■ **Direction 1**: According to the text on heavy-duty connectors, what other name is sometimes used for cable glands?
■ **Direction 2**: Continue the text on heavy-duty connectors from its last sentence onward.

■ **Text shown**:
---

What Constitutes a Heavy-Duty Connector and Where Are They Used for Industrial Connectivity
Contributed By Digi-Key's North American Editors
A wide array of connectors are used in industrial applications to take the electrical power, sensor signals, and control data on cables through their junctions out of and into automation components. What constitutes a heavy-duty connector (sometimes abbreviated HDC in connector product names) depends on the application … so is somewhat relative. That said, there’s a distinct difference between ruggedized industrial connectors and those light-duty RJ and IEC connectors found in clean indoor automation applications involving basic Ethernet and light power.
Heavy-duty connectors can feature greater overall robustness as well as enhanced ingress protection, reduced flammability, wide operating temperature, interlocks, earth shielding, or simply more reliable connection with positive locking.
Heavy-duty cable glands versus connectors
Cable glands (sometimes called cord grips) are mostly mechanical components that encircle cables as the latter pass through the boundaries of industrial control panels as well as other enclosures, connectors, and controller bodies made of sheet metal and hard plastic. Cable glands serve three purposes. They:
- Secure the cable
- Prevent cable chafing and other wear
- Provide a seal around the cable section to protect against moisture ingress and siphoning into the enclosure
The way cable glands anchor cables prevents damage to electrical contacts should the cable be tugged or otherwise disturbed. Cable glands also prevent the sheaths of cables from rubbing against the sharp rims of holes through the enclosure as the gland bodies fill and flare out around these edges. Without cable glands, cables subject to even the slightest movement could be quickly sliced by the sharp edges of enclosure holes until their outer insulation is completely sawn through … and the cable cores short out.
In contrast with these cable glands (that encircle cables), are connectors that terminate cables — and generally allow for more convenient disconnection and reconnection as well as joining of multiple component and cable sections. Typically, heavy-duty variations of these connectors include one or more ruggedizing features.

---

(Records of where elements appear)
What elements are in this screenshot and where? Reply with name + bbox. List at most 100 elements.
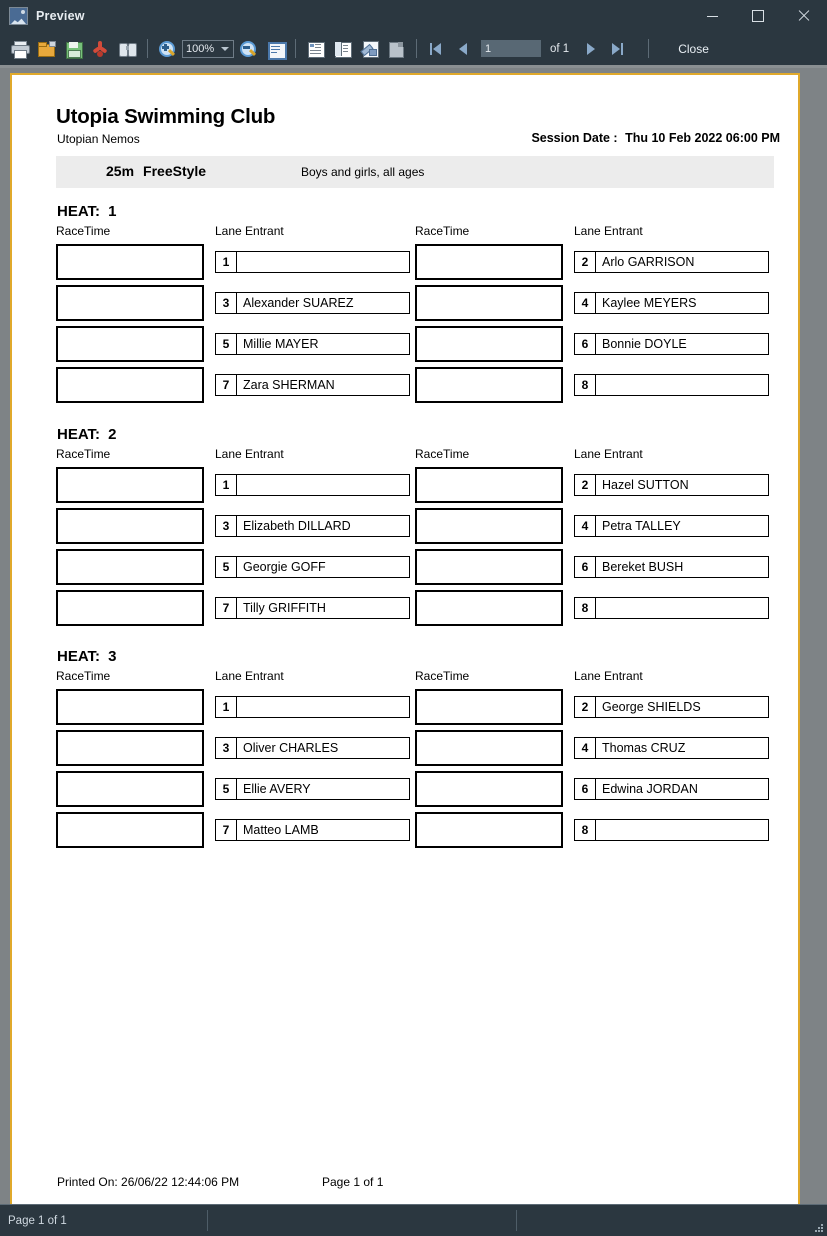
zoom-in-button[interactable] — [155, 36, 180, 61]
single-page-icon — [266, 40, 287, 60]
lane-row: 8 — [574, 597, 769, 619]
lane-number: 5 — [215, 556, 237, 578]
racetime-box[interactable] — [415, 689, 563, 725]
entrant-name: Arlo GARRISON — [596, 251, 769, 273]
preview-image-icon — [9, 7, 28, 25]
maximize-button[interactable] — [735, 0, 781, 32]
close-icon — [798, 10, 810, 22]
racetime-box[interactable] — [415, 244, 563, 280]
racetime-box[interactable] — [56, 467, 204, 503]
racetime-box[interactable] — [56, 771, 204, 807]
prev-page-button[interactable] — [451, 36, 476, 61]
racetime-box[interactable] — [415, 730, 563, 766]
zoom-level-value: 100% — [186, 42, 215, 55]
entrant-name: Thomas CRUZ — [596, 737, 769, 759]
open-button[interactable] — [34, 36, 59, 61]
first-page-icon — [427, 40, 446, 58]
single-page-button[interactable] — [263, 36, 288, 61]
club-name: Utopia Swimming Club — [56, 105, 276, 128]
racetime-box[interactable] — [415, 812, 563, 848]
lane-number: 5 — [215, 778, 237, 800]
racetime-box[interactable] — [415, 508, 563, 544]
printed-on: Printed On: 26/06/22 12:44:06 PM — [57, 1175, 240, 1189]
minimize-button[interactable] — [689, 0, 735, 32]
close-preview-button[interactable]: Close — [670, 39, 717, 59]
zoom-level-select[interactable]: 100% — [182, 39, 234, 58]
find-button[interactable] — [115, 36, 140, 61]
lane-number: 7 — [215, 597, 237, 619]
preview-top-edge — [0, 65, 827, 68]
racetime-box[interactable] — [415, 367, 563, 403]
event-name: 25m FreeStyle — [106, 163, 206, 179]
export-pdf-button[interactable] — [88, 36, 113, 61]
stop-render-button[interactable] — [384, 36, 409, 61]
last-page-button[interactable] — [605, 36, 630, 61]
racetime-box[interactable] — [56, 367, 204, 403]
next-page-button[interactable] — [578, 36, 603, 61]
page-setup-button[interactable] — [357, 36, 382, 61]
page-number-input[interactable]: 1 — [481, 40, 541, 57]
session-date-line: Session Date : Thu 10 Feb 2022 06:00 PM — [531, 131, 780, 145]
thumbnails-button[interactable] — [330, 36, 355, 61]
preview-canvas[interactable]: Utopia Swimming Club Utopian Nemos Sessi… — [0, 65, 827, 1204]
racetime-box[interactable] — [415, 590, 563, 626]
next-page-icon — [581, 40, 600, 58]
column-header-lane-entrant: Lane Entrant — [574, 224, 643, 238]
entrant-name: Kaylee MEYERS — [596, 292, 769, 314]
column-header-lane-entrant: Lane Entrant — [215, 447, 284, 461]
lane-row: 3 Alexander SUAREZ — [215, 292, 410, 314]
toolbar-separator-2 — [295, 39, 296, 58]
entrant-name: Bereket BUSH — [596, 556, 769, 578]
lane-number: 6 — [574, 778, 596, 800]
status-divider-1 — [207, 1210, 208, 1231]
racetime-box[interactable] — [56, 326, 204, 362]
racetime-box[interactable] — [56, 549, 204, 585]
lane-number: 7 — [215, 374, 237, 396]
column-header-racetime: RaceTime — [56, 224, 111, 238]
racetime-box[interactable] — [415, 285, 563, 321]
lane-number: 5 — [215, 333, 237, 355]
racetime-box[interactable] — [415, 771, 563, 807]
page-number-value: 1 — [485, 42, 492, 55]
first-page-button[interactable] — [424, 36, 449, 61]
racetime-box[interactable] — [56, 689, 204, 725]
lane-row: 6 Edwina JORDAN — [574, 778, 769, 800]
heat-title: HEAT: 2 — [57, 426, 116, 443]
racetime-box[interactable] — [415, 467, 563, 503]
lane-row: 1 — [215, 696, 410, 718]
print-button[interactable] — [7, 36, 32, 61]
racetime-box[interactable] — [415, 326, 563, 362]
entrant-name — [596, 374, 769, 396]
racetime-box[interactable] — [56, 244, 204, 280]
maximize-icon — [752, 10, 764, 22]
page-layout-icon — [306, 40, 325, 58]
save-button[interactable] — [61, 36, 86, 61]
title-bar-left: Preview — [0, 7, 85, 25]
lane-number: 3 — [215, 737, 237, 759]
lane-number: 6 — [574, 556, 596, 578]
lane-number: 1 — [215, 251, 237, 273]
lane-number: 8 — [574, 597, 596, 619]
resize-grip[interactable] — [813, 1222, 823, 1232]
racetime-box[interactable] — [56, 285, 204, 321]
column-header-lane-entrant: Lane Entrant — [574, 669, 643, 683]
racetime-box[interactable] — [56, 730, 204, 766]
lane-row: 6 Bonnie DOYLE — [574, 333, 769, 355]
lane-number: 2 — [574, 251, 596, 273]
racetime-box[interactable] — [56, 590, 204, 626]
column-header-racetime: RaceTime — [415, 447, 470, 461]
heat-title: HEAT: 3 — [57, 648, 116, 665]
racetime-box[interactable] — [415, 549, 563, 585]
racetime-box[interactable] — [56, 812, 204, 848]
page-layout-button[interactable] — [303, 36, 328, 61]
column-header-racetime: RaceTime — [415, 224, 470, 238]
zoom-out-button[interactable] — [236, 36, 261, 61]
close-window-button[interactable] — [781, 0, 827, 32]
preview-toolbar: 100% 1 of 1 Close — [0, 32, 827, 65]
lane-number: 3 — [215, 515, 237, 537]
export-pdf-icon — [91, 40, 110, 58]
entrant-name: Tilly GRIFFITH — [237, 597, 410, 619]
racetime-box[interactable] — [56, 508, 204, 544]
open-folder-icon — [37, 40, 56, 58]
status-page-text: Page 1 of 1 — [8, 1214, 67, 1227]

---

■ **Written answer 1**: Cord grips.

■ **Written answer 2**:
Heavy-duty cable connectors can feature cable-entry protection in the form of a universal cable gland, cable clamp, or seal and anti-twist device. No matter the mechanical form, these secure the cable and prevent it from pulling out of terminals. Cable-entry protection can also prevent cable wear just as standalone cable glands do. Note that lamellar inserts (glands with multiple fingers) are common on moderately ruggedized connectors, though the inserts require regular retightening to ensure ingress protection. Glands with a continuous seal that clamps around the cable are often a more reliable choice for heavy-duty applications.
The hood on some heavy-duty cable connectors encloses the electrical conductors of the plug while providing insulation and ingress protection — as well as some locking or latching sleeve or lever to keep the connector halves together.
On many heavy-duty cable connectors, the male insert includes male pins as well as screws or crimp terminals where the conducting wire cores contact the pins. In such connectors, the female insert includes complementary sockets as well as receptacles or crimp terminals where the conducting wire cores contact the sockets.
The ruggedized housings of heavy-duty cable connectors are perhaps their most conspicuous feature — often including insulation and ingress protection. Accessories may include additional protective covers and guides for pin codes.
IP codes for ingress protection in heavy-duty connectors
It’s also fairly standard for heavy-duty connectors to provide ingress protection against fluids and solid particles. The ingress protection of connectors is rated using the same Ingress Protection (IP) codes as used for enclosures. The first digit of an IP code denotes protection from solid objects, with values ranging from 0 (indicating no protection) to 6 — indicating a fully dust-tight build. The second IP-code digit indicates protection against fluids, with values ranging from 0 (for no protection) to 8 (for continuous protection against water at a depth of 1 m) or even 9K — indicating protection against high-pressure jets. For example, an IP67-rated connector resists penetration of dust and temporary immersion in water.
Proprietary connector variations — why so common?
Due to the strong reliance of heavy-duty connectors on mechanical closure and gasketing features, many options on the market today are either proprietary designs or application-specific connector variations. For example, whole industries have standardized on the heavy-duty rectangular connectors for power and control connections from the Harting Han series. In fact, this trademarked connector brand is sometimes considered synonymous with the term heavy-duty connector in general.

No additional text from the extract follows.